- [WRITTEN INSTRUCTION]: Copy every line of the data that contains the string "установлении".

- [TASK DATA]:
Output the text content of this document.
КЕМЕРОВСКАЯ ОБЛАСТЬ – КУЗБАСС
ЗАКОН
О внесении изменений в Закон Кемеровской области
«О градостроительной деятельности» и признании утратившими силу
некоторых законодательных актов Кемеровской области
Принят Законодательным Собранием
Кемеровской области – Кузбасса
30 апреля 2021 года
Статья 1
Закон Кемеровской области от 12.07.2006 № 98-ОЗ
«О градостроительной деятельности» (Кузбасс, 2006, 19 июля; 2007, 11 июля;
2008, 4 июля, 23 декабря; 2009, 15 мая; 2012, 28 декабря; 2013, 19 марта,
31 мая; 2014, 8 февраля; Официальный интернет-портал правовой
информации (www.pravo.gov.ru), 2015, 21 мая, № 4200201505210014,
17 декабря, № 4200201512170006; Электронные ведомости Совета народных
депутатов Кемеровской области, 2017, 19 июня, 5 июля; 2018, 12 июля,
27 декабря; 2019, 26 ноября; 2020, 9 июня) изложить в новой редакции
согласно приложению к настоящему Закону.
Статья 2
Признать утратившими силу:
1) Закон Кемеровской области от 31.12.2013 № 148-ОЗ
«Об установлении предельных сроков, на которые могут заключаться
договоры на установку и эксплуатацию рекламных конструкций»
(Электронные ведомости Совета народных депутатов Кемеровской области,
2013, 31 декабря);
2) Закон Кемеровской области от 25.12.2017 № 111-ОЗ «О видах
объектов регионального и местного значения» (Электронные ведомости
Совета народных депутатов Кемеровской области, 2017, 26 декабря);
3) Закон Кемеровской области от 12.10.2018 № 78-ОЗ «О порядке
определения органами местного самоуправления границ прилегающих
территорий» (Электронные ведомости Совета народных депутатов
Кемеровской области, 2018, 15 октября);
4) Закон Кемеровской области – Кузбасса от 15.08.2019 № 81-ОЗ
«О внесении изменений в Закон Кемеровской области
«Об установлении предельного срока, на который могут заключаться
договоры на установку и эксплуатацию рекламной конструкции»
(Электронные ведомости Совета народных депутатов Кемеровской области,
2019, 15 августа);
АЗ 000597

--

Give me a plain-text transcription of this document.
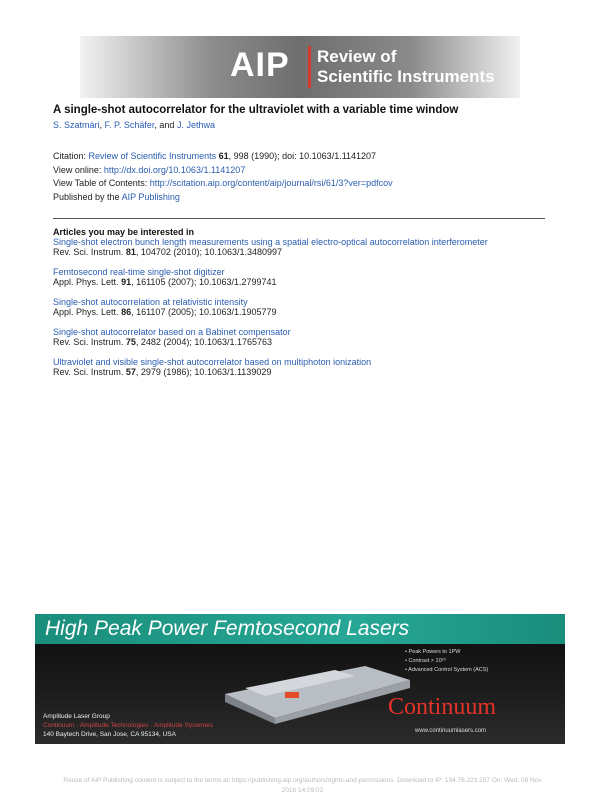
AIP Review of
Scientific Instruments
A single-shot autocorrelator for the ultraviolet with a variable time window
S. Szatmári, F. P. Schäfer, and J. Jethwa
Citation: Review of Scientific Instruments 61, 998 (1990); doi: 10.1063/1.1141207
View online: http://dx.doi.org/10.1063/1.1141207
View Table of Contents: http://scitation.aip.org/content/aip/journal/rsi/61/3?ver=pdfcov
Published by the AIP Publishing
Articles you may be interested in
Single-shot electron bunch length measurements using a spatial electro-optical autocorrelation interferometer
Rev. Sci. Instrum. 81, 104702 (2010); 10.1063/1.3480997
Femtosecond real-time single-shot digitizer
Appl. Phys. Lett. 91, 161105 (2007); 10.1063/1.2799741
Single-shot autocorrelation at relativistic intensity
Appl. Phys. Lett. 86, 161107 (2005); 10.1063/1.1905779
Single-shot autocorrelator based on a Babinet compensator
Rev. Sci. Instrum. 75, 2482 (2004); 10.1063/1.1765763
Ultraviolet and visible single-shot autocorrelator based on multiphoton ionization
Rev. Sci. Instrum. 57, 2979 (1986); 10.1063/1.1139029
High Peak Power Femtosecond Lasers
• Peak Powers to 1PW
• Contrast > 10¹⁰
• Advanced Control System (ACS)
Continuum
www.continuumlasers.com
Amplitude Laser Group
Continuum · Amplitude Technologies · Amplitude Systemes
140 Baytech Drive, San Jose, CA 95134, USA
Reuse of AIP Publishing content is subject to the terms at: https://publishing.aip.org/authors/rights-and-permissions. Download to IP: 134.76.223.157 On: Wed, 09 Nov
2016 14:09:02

...

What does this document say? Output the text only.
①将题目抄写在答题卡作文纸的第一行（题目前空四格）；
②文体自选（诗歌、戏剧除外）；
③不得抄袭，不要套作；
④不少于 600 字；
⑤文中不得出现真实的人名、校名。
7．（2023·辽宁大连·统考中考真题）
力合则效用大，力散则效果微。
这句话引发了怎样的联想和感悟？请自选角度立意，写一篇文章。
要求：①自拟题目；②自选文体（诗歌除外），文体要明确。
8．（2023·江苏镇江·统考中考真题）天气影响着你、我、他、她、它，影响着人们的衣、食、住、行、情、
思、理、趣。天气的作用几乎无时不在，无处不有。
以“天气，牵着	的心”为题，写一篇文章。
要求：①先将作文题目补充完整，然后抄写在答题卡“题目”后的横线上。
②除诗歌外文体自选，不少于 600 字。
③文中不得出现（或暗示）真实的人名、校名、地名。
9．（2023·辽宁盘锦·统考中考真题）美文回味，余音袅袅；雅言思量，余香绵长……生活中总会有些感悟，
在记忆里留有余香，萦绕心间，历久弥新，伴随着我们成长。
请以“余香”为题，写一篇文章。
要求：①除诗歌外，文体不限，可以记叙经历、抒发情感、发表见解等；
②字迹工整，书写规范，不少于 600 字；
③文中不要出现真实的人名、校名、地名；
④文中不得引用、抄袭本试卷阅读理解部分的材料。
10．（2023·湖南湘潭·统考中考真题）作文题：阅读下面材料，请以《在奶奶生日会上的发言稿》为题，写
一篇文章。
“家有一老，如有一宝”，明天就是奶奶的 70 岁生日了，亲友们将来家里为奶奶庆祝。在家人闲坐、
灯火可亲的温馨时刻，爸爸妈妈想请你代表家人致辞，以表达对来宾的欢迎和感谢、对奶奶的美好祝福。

- [EXPECTED ANSWER]:
«Об установлении предельных сроков, на которые могут заключаться
«Об установлении предельного срока, на который могут заключаться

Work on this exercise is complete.